··· Page

Load + validate a config payload; return a frozen :class:GenoLeWMConfig.

source may be:

  • A :class:Path (or str) — read the file as YAML.
  • A :class:Mapping — treat it as the already-parsed payload (used by --set override merging in PR #29 and by the unit tests).

Validation:

  • Unknown top-level keys → :class:UnknownTopLevelKeyError.
  • Missing required subsystem keys → :class:MissingConfigError.
  • Wrong value type on any field → :class:ConfigError.
Source code in geno_lewm/config/loader.py
def load_config(source: Path | str | Mapping[str, Any]) -> GenoLeWMConfig:
    """Load + validate a config payload; return a frozen :class:`GenoLeWMConfig`.

    ``source`` may be:

    * A :class:`Path` (or ``str``) — read the file as YAML.
    * A :class:`Mapping` — treat it as the already-parsed payload (used
      by ``--set`` override merging in PR #29 and by the unit tests).

    Validation:

    * Unknown top-level keys → :class:`UnknownTopLevelKeyError`.
    * Missing required subsystem keys → :class:`MissingConfigError`.
    * Wrong value type on any field → :class:`ConfigError`.
    """
    if isinstance(source, Mapping):
        payload: Any = source
    elif isinstance(source, str | Path):
        payload = _resolve_payload(source)
    else:
        raise InputError(
            "config payload must be a mapping at the top level",
            details={"got": type(source).__name__},
        )
    if not isinstance(payload, Mapping):
        raise InputError(
            "config payload must be a mapping at the top level",
            details={"got": type(payload).__name__},
        )
    return _build_top_level(dict(payload))

load_default

load_default(name: str) -> GenoLeWMConfig

Shorthand for load_config(DEFAULTS_DIR / f"{name}.yaml").

Accepts the documented command names (train / score / eval / plan). Raises :class:MissingConfigError if the YAML template is missing.

Source code in geno_lewm/config/loader.py
def load_default(name: str) -> GenoLeWMConfig:
    """Shorthand for ``load_config(DEFAULTS_DIR / f"{name}.yaml")``.

    Accepts the documented command names (``train`` / ``score`` /
    ``eval`` / ``plan``). Raises :class:`MissingConfigError` if the
    YAML template is missing.
    """
    target = DEFAULTS_DIR / f"{name}.yaml"
    if not target.is_file():
        raise MissingConfigError(
            f"no default config for command {name!r}",
            details={"path": str(target), "known": sorted(_known_defaults())},
        )
    return load_config(target)

······
··· Material

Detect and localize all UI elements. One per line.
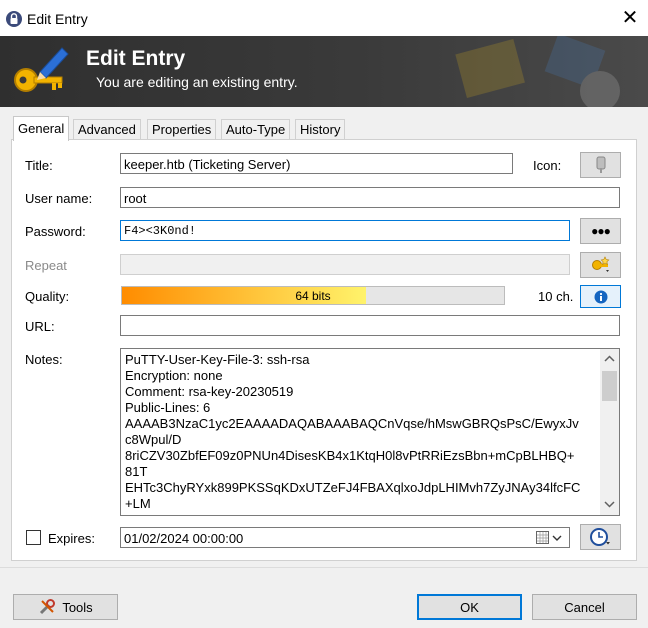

······
··· Material

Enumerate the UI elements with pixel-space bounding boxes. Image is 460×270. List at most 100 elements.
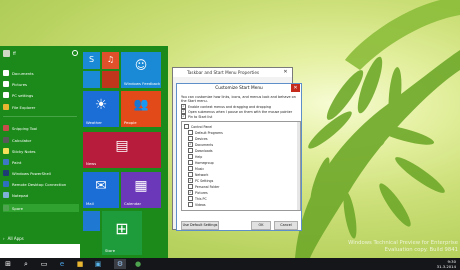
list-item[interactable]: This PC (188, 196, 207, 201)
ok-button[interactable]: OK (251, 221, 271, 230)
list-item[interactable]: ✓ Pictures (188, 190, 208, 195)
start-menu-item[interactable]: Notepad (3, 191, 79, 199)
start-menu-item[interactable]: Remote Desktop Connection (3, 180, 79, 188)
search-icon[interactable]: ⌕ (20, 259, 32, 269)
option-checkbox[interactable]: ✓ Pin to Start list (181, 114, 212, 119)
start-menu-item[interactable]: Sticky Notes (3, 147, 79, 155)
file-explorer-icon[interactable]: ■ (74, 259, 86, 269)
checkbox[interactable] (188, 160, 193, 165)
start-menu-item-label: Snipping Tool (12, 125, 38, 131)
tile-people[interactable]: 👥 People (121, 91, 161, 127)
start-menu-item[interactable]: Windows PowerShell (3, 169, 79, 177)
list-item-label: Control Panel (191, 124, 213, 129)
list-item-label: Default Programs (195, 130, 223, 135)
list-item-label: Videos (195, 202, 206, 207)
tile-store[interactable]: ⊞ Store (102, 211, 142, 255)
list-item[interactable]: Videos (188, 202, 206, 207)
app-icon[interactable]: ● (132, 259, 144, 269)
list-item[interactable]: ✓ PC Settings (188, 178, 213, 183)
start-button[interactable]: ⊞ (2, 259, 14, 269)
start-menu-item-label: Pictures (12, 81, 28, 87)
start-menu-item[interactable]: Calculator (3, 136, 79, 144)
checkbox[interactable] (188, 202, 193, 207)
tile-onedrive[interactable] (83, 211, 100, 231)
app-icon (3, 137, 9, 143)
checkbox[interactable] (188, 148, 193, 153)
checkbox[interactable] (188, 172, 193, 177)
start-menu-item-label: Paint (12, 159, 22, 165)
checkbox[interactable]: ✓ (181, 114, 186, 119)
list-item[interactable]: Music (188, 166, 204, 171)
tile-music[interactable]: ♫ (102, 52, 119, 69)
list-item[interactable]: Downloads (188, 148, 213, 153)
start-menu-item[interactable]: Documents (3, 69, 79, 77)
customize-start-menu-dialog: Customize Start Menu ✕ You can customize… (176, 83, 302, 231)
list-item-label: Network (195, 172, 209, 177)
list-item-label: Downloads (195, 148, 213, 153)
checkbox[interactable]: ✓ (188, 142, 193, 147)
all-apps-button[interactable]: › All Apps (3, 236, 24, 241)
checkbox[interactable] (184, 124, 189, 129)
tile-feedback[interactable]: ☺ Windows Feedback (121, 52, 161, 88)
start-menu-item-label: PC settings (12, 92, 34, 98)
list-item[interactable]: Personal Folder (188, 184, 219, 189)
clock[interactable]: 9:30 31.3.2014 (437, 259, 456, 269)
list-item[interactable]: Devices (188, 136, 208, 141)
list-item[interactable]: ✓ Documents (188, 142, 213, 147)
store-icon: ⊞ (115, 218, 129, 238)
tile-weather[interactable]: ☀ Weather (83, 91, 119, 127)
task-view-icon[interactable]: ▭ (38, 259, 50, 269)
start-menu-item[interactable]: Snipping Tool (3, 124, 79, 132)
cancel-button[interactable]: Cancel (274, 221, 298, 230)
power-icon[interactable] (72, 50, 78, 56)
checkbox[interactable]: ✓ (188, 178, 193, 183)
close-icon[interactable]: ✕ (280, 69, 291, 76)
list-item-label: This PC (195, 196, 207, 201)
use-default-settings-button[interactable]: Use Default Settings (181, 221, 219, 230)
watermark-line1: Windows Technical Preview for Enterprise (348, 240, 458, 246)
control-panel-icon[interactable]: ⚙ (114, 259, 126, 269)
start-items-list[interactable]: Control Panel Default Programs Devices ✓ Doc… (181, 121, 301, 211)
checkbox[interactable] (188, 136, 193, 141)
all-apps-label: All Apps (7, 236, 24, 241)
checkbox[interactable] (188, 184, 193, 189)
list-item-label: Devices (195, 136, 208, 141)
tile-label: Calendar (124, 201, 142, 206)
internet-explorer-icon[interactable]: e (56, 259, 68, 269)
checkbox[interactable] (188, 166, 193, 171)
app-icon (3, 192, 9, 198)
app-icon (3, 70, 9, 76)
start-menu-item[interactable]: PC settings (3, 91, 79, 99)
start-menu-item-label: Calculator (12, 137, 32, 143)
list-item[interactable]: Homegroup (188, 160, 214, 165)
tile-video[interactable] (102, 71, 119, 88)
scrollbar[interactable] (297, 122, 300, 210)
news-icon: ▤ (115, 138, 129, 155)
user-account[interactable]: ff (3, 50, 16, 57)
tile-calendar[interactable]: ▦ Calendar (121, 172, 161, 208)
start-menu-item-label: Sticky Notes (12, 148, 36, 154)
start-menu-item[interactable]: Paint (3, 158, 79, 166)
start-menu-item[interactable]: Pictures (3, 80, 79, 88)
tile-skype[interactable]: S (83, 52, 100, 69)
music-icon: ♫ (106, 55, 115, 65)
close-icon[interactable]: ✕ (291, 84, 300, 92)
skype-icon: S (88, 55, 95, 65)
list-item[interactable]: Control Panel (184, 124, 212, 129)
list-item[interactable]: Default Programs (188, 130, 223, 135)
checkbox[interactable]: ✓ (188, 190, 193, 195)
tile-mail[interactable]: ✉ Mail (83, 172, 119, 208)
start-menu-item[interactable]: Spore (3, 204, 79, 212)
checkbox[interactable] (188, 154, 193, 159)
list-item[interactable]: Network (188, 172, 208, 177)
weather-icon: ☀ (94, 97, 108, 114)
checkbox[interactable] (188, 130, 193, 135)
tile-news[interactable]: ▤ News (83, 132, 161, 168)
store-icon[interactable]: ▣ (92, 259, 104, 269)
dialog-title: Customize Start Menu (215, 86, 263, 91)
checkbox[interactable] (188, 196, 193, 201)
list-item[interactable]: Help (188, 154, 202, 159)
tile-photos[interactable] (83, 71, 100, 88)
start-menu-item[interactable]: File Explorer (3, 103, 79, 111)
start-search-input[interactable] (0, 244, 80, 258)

······

Tasks to perform -
• A. Reproduce the part of the config loader page that opens with the words containing "Shorthand for load_config(DEFAULTS_DIR" and closes with "the YAML template is missing.".
• B. Answer these questions from the config loader page:
(i) Which error is raised for unknown top-level keys?
(ii) Which command names does load_default accept?
(iii) In which file is the source code for these functions?
• C. Continue the config loader page, starting right after its last line.

Task-by-task outputs -
• A.
Shorthand for load_config(DEFAULTS_DIR / f"{name}.yaml").

Accepts the documented command names (train / score / eval / plan). Raises :class:MissingConfigError if the YAML template is missing.

• B.
(i) UnknownTopLevelKeyError
(ii) train, score, eval and plan
(iii) geno_lewm/config/loader.py

• C.
write_resolved_config

write_resolved_config(cfg: GenoLeWMConfig, path: Path | str) -> Path

Write cfg as canonical YAML to path; return the absolute path.

Canonical = sort_keys=True, default_flow_style=False, no anchors. The result hashes byte-stably so the manifest's training.config_file hash matches between machines.

Source code in geno_lewm/config/loader.py
def write_resolved_config(cfg: GenoLeWMConfig, path: Path | str) -> Path:
    """Write ``cfg`` as canonical YAML to ``path``; return the absolute path.

    Canonical = ``sort_keys=True``, ``default_flow_style=False``, no
    anchors. The result hashes byte-stably so the manifest's
    ``training.config_file`` hash matches between machines.
    """
    target = Path(path)
    target.parent.mkdir(parents=True, exist_ok=True)
    text = yaml.safe_dump(
        config_to_dict(cfg),
        sort_keys=True,
        default_flow_style=False,
        allow_unicode=True,
    )
    target.write_text(text, encoding="utf-8")
    return target.resolve()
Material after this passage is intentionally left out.